Data excerpts:
- - - - -

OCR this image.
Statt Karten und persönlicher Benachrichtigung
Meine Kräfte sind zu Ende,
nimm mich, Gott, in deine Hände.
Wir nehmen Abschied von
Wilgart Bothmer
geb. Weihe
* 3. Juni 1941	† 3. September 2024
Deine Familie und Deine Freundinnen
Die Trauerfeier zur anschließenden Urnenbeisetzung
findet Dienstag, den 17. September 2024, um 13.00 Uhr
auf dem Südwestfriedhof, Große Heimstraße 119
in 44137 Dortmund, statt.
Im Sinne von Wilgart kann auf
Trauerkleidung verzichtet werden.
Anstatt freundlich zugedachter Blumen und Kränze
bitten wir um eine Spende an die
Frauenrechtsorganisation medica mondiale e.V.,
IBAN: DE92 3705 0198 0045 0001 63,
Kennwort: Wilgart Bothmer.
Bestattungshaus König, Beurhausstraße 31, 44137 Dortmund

- - - - -

● **Task prompt**: Give the entries once more, exactly as they appear.

● **Complete answer**:
OCR this image.
Statt Karten und persönlicher Benachrichtigung
Meine Kräfte sind zu Ende,
nimm mich, Gott, in deine Hände.
Wir nehmen Abschied von
Wilgart Bothmer
geb. Weihe
* 3. Juni 1941	† 3. September 2024
Deine Familie und Deine Freundinnen
Die Trauerfeier zur anschließenden Urnenbeisetzung
findet Dienstag, den 17. September 2024, um 13.00 Uhr
auf dem Südwestfriedhof, Große Heimstraße 119
in 44137 Dortmund, statt.
Im Sinne von Wilgart kann auf
Trauerkleidung verzichtet werden.
Anstatt freundlich zugedachter Blumen und Kränze
bitten wir um eine Spende an die
Frauenrechtsorganisation medica mondiale e.V.,
IBAN: DE92 3705 0198 0045 0001 63,
Kennwort: Wilgart Bothmer.
Bestattungshaus König, Beurhausstraße 31, 44137 Dortmund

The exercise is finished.